#### INPUT MATERIAL ####

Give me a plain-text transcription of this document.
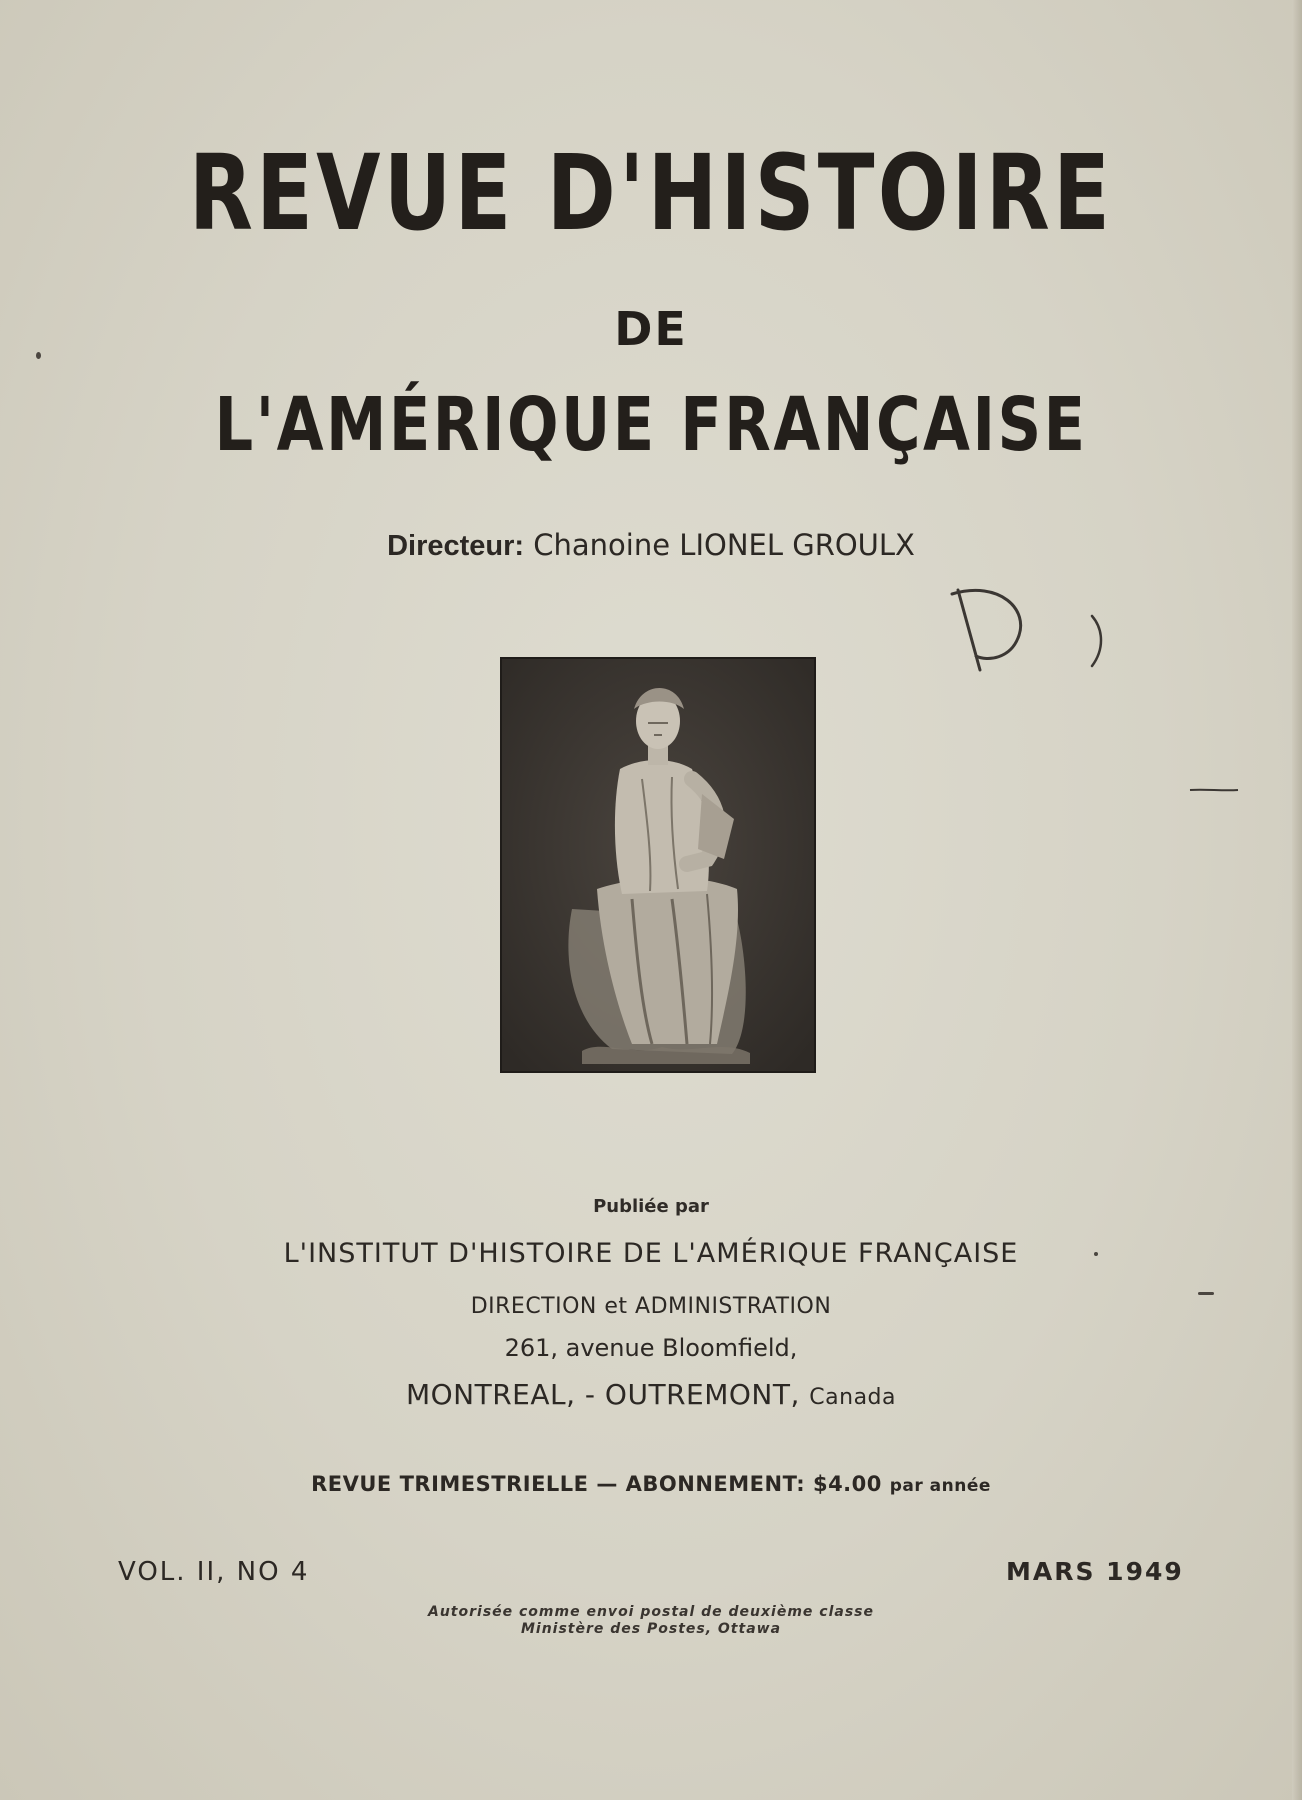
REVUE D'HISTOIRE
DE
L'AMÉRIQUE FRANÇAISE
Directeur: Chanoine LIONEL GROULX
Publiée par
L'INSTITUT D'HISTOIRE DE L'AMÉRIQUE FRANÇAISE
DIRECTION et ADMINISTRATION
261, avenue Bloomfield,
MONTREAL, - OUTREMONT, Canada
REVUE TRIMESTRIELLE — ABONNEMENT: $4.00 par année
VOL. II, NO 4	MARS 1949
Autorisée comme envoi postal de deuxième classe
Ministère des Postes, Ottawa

####

Repeat each entry exactly as given; no pictures belong in the copy.

Give me a plain-text transcription of this document.
REVUE D'HISTOIRE
DE
L'AMÉRIQUE FRANÇAISE
Directeur: Chanoine LIONEL GROULX
Publiée par
L'INSTITUT D'HISTOIRE DE L'AMÉRIQUE FRANÇAISE
DIRECTION et ADMINISTRATION
261, avenue Bloomfield,
MONTREAL, - OUTREMONT, Canada
REVUE TRIMESTRIELLE — ABONNEMENT: $4.00 par année
VOL. II, NO 4	MARS 1949
Autorisée comme envoi postal de deuxième classe
Ministère des Postes, Ottawa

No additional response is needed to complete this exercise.